▶ _To do_
Search the records for the word "appeal" and report each line that has it.

[Dataset entries]
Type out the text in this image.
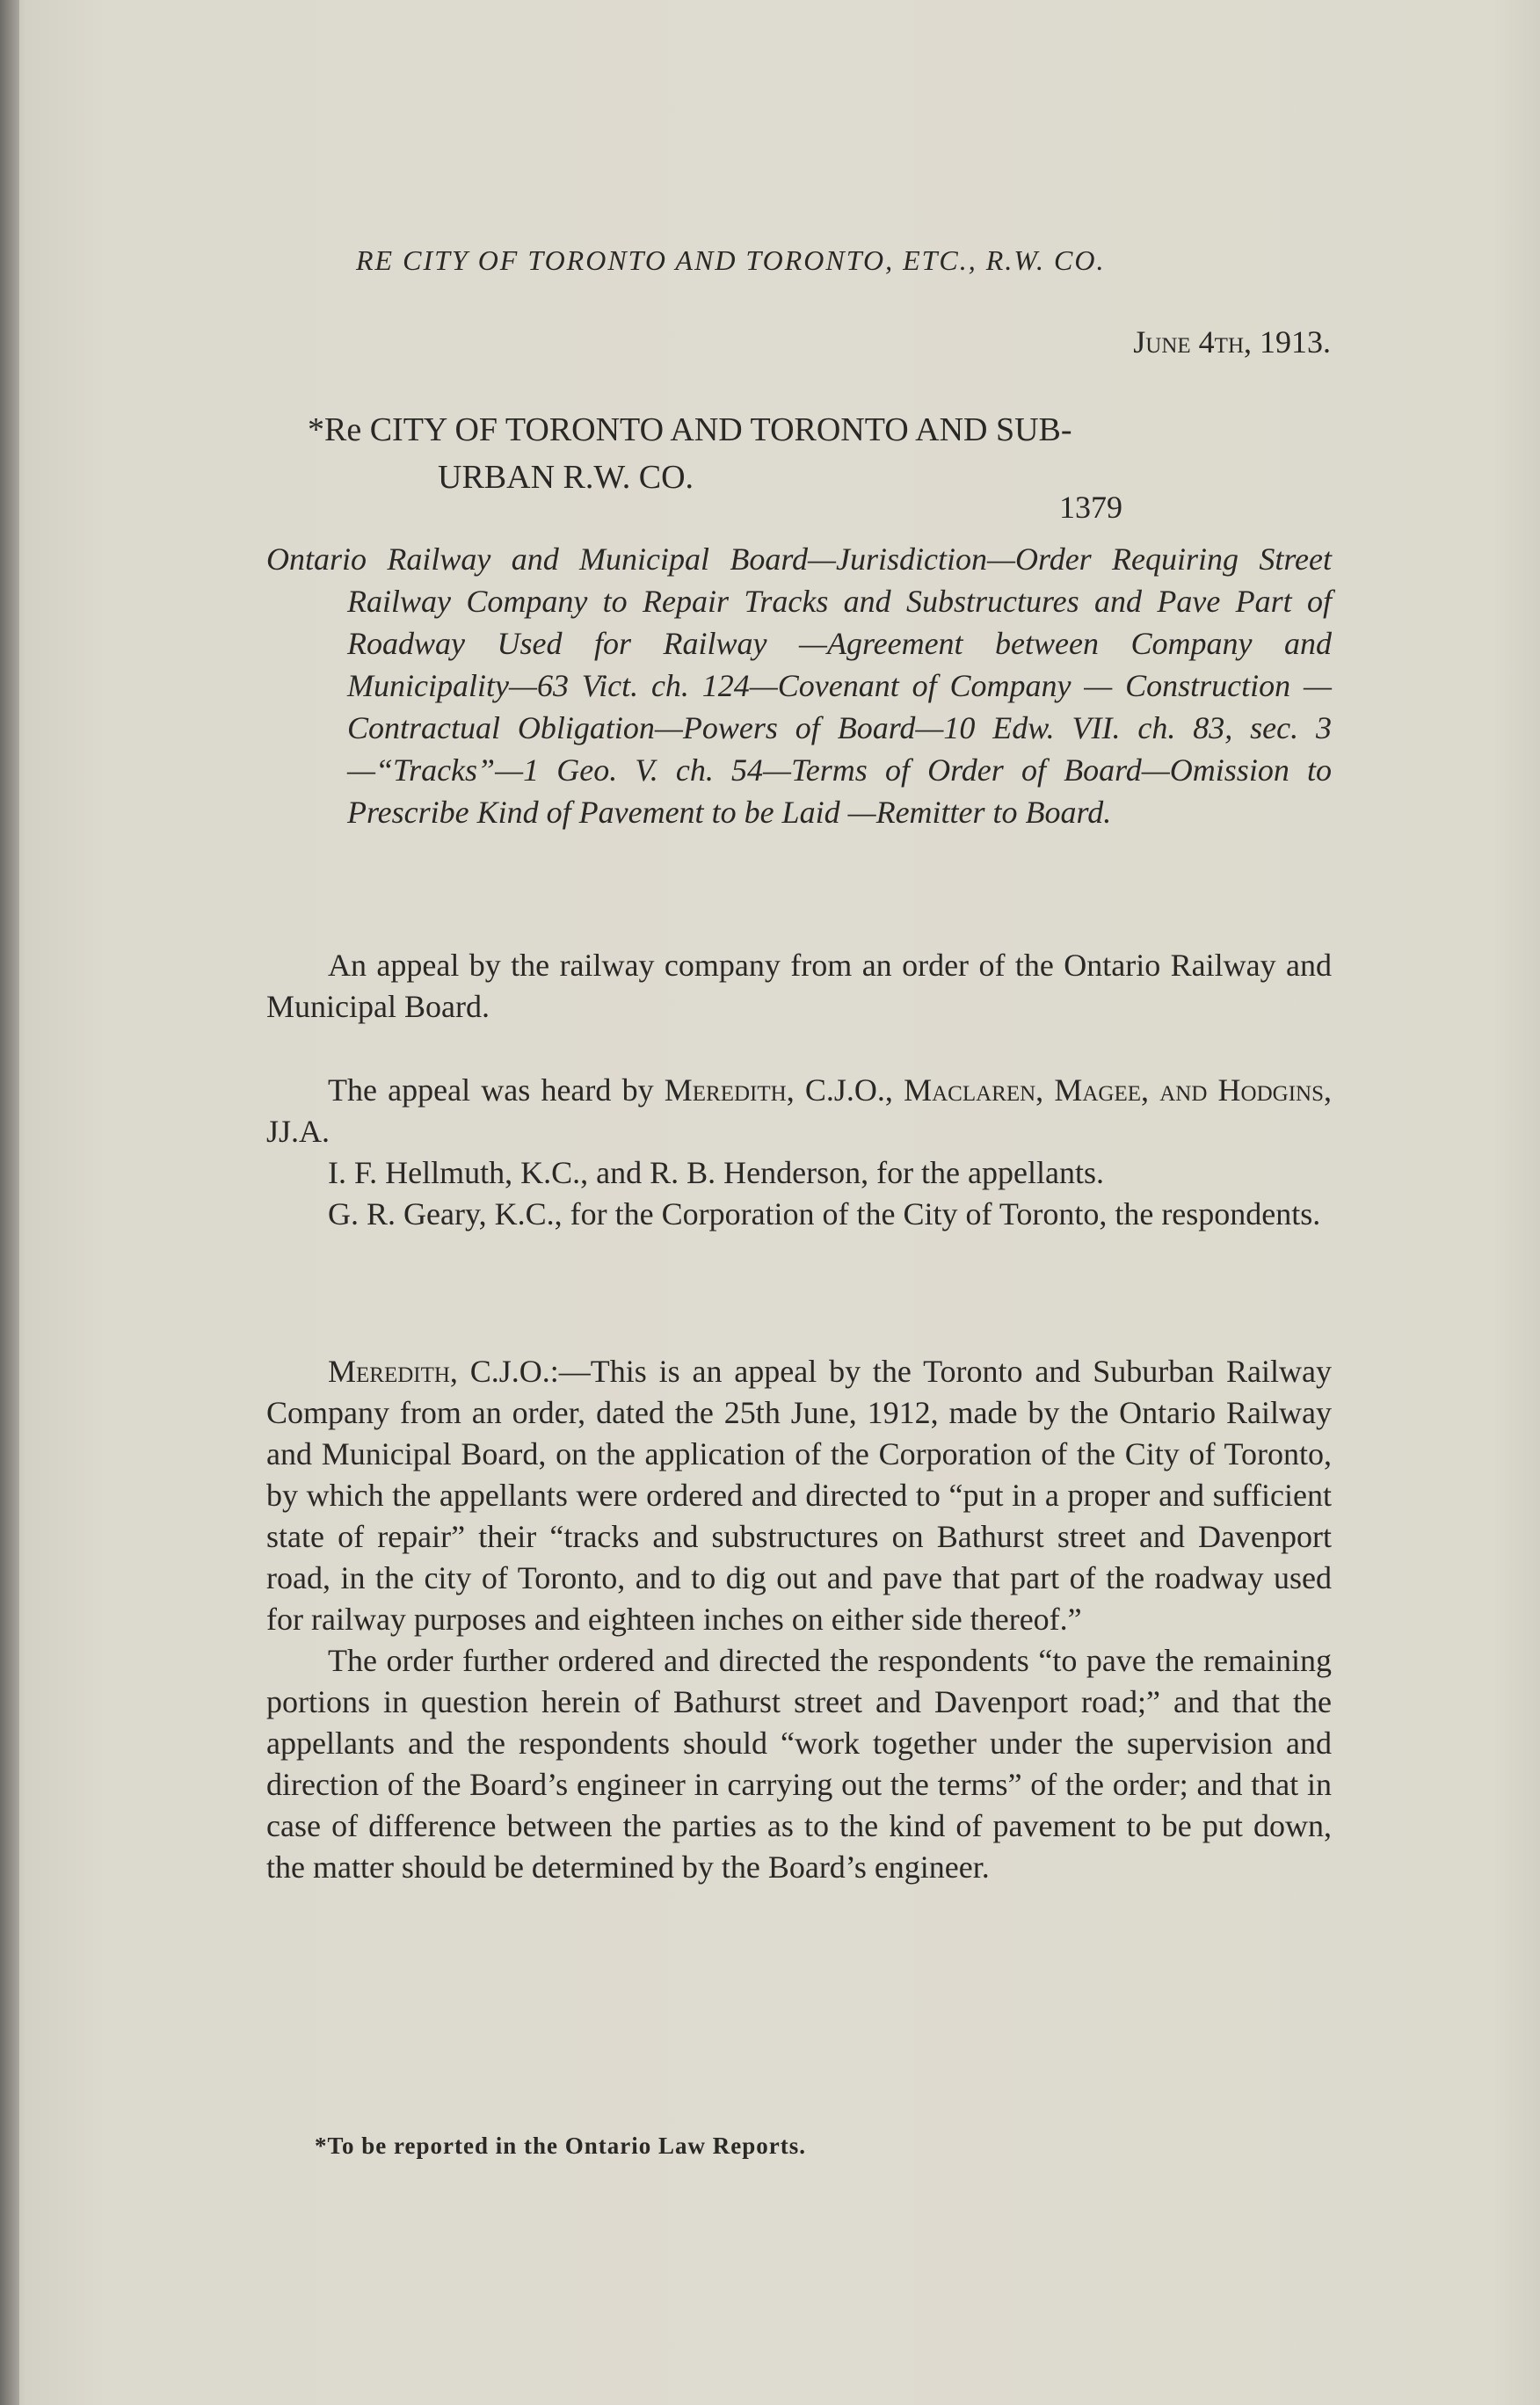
RE CITY OF TORONTO AND TORONTO, ETC., R.W. CO.
1379
June 4th, 1913.
*Re CITY OF TORONTO AND TORONTO AND SUB-
URBAN R.W. CO.
Ontario Railway and Municipal Board—Jurisdiction—Order Requiring Street Railway Company to Repair Tracks and Substructures and Pave Part of Roadway Used for Railway —Agreement between Company and Municipality—63 Vict. ch. 124—Covenant of Company — Construction — Contractual Obligation—Powers of Board—10 Edw. VII. ch. 83, sec. 3—“Tracks”—1 Geo. V. ch. 54—Terms of Order of Board—Omission to Prescribe Kind of Pavement to be Laid —Remitter to Board.

An appeal by the railway company from an order of the Ontario Railway and Municipal Board.

The appeal was heard by Meredith, C.J.O., Maclaren, Magee, and Hodgins, JJ.A.

I. F. Hellmuth, K.C., and R. B. Henderson, for the appellants.

G. R. Geary, K.C., for the Corporation of the City of Toronto, the respondents.

Meredith, C.J.O.:—This is an appeal by the Toronto and Suburban Railway Company from an order, dated the 25th June, 1912, made by the Ontario Railway and Municipal Board, on the application of the Corporation of the City of Toronto, by which the appellants were ordered and directed to “put in a proper and sufficient state of repair” their “tracks and substructures on Bathurst street and Davenport road, in the city of Toronto, and to dig out and pave that part of the roadway used for railway purposes and eighteen inches on either side thereof.”

The order further ordered and directed the respondents “to pave the remaining portions in question herein of Bathurst street and Davenport road;” and that the appellants and the respondents should “work together under the supervision and direction of the Board’s engineer in carrying out the terms” of the order; and that in case of difference between the parties as to the kind of pavement to be put down, the matter should be determined by the Board’s engineer.

*To be reported in the Ontario Law Reports.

▶ _Task response_
An appeal by the railway company from an order of the Ontario Railway and Municipal Board.
The appeal was heard by Meredith, C.J.O., Maclaren, Magee, and Hodgins, JJ.A.
Meredith, C.J.O.:—This is an appeal by the Toronto and Suburban Railway Company from an order, dated the 25th June, 1912, made by the Ontario Railway and Municipal Board, on the application of the Corporation of the City of Toronto, by which the appellants were ordered and directed to “put in a proper and sufficient state of repair” their “tracks and substructures on Bathurst street and Davenport road, in the city of Toronto, and to dig out and pave that part of the roadway used for railway purposes and eighteen inches on either side thereof.”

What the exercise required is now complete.